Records
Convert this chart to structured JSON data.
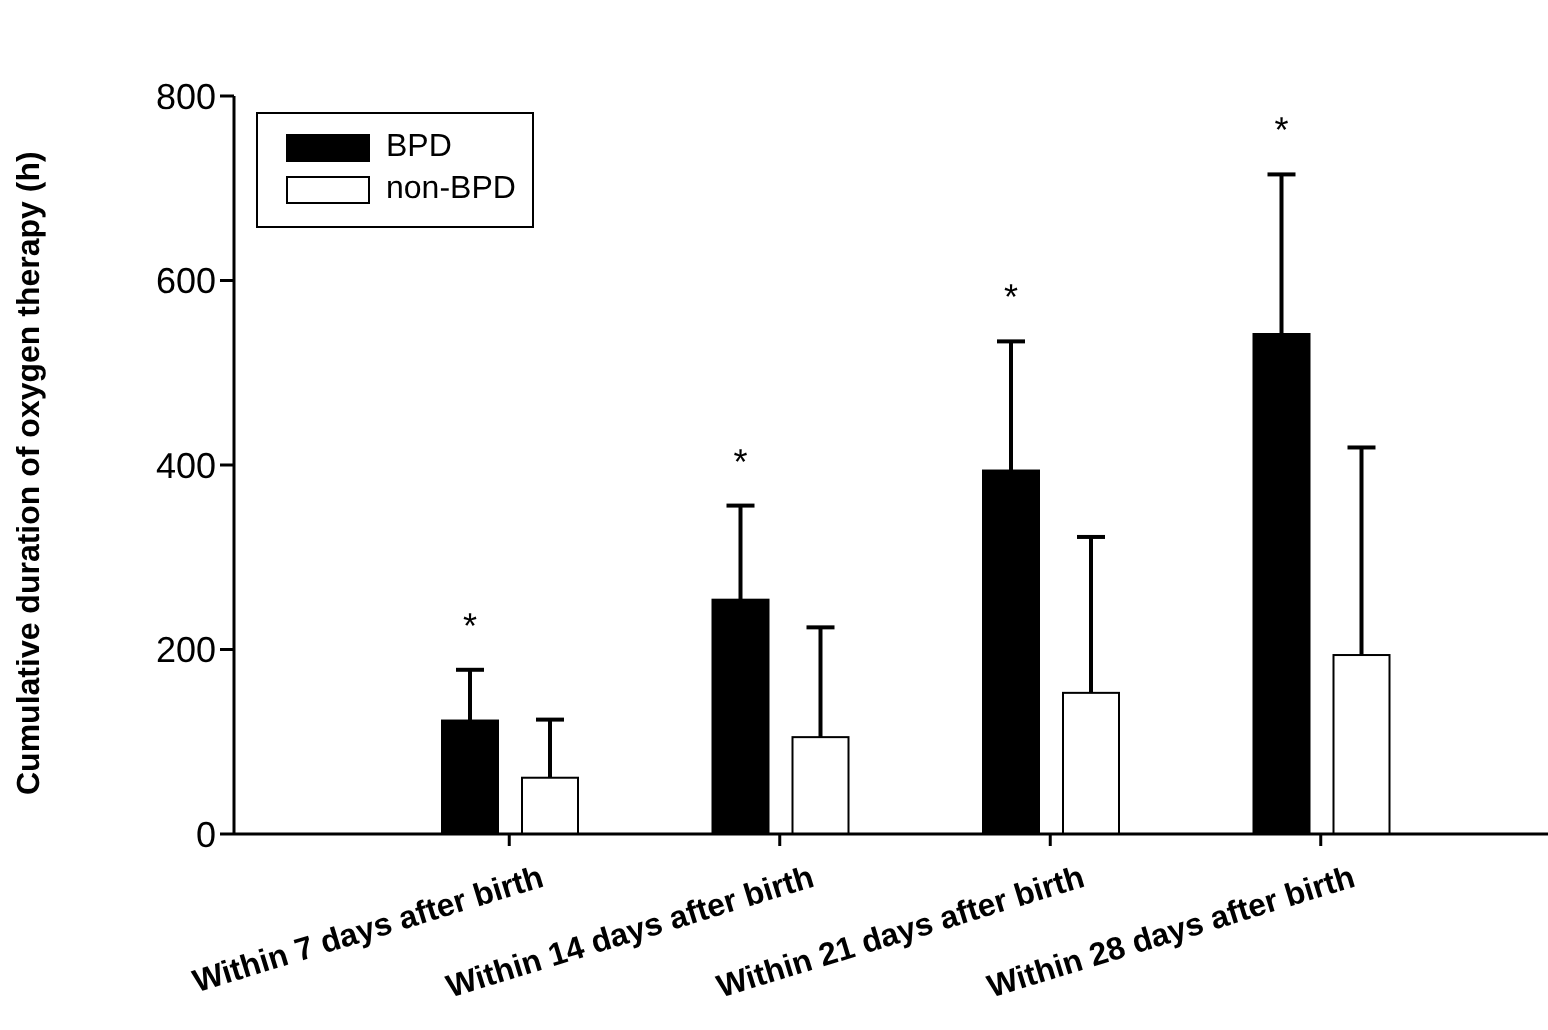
{
  "chart_data": {
    "type": "bar",
    "ylabel": "Cumulative  duration of oxygen therapy (h)",
    "categories": [
      "Within 7 days after birth",
      "Within 14 days after birth",
      "Within 21 days after birth",
      "Within 28 days after birth"
    ],
    "series": [
      {
        "name": "BPD",
        "color": "#000000",
        "values": [
          123,
          254,
          394,
          542
        ],
        "errors": [
          [
            123,
            178
          ],
          [
            254,
            356
          ],
          [
            394,
            534
          ],
          [
            542,
            715
          ]
        ]
      },
      {
        "name": "non-BPD",
        "color": "#ffffff",
        "values": [
          61,
          105,
          153,
          194
        ],
        "errors": [
          [
            61,
            124
          ],
          [
            105,
            224
          ],
          [
            153,
            322
          ],
          [
            194,
            419
          ]
        ]
      }
    ],
    "ylim": [
      0,
      800
    ],
    "yticks": [
      0,
      200,
      400,
      600,
      800
    ],
    "grid": false,
    "legend": "top left",
    "annotations": [
      "*",
      "*",
      "*",
      "*"
    ]
  }
}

## INSTRUCTION
Transcribe all the records above word for word, without their images.

## THE COMPLETED TASK
Convert this chart to structured JSON data.
{
  "chart_data": {
    "type": "bar",
    "ylabel": "Cumulative  duration of oxygen therapy (h)",
    "categories": [
      "Within 7 days after birth",
      "Within 14 days after birth",
      "Within 21 days after birth",
      "Within 28 days after birth"
    ],
    "series": [
      {
        "name": "BPD",
        "color": "#000000",
        "values": [
          123,
          254,
          394,
          542
        ],
        "errors": [
          [
            123,
            178
          ],
          [
            254,
            356
          ],
          [
            394,
            534
          ],
          [
            542,
            715
          ]
        ]
      },
      {
        "name": "non-BPD",
        "color": "#ffffff",
        "values": [
          61,
          105,
          153,
          194
        ],
        "errors": [
          [
            61,
            124
          ],
          [
            105,
            224
          ],
          [
            153,
            322
          ],
          [
            194,
            419
          ]
        ]
      }
    ],
    "ylim": [
      0,
      800
    ],
    "yticks": [
      0,
      200,
      400,
      600,
      800
    ],
    "grid": false,
    "legend": "top left",
    "annotations": [
      "*",
      "*",
      "*",
      "*"
    ]
  }
}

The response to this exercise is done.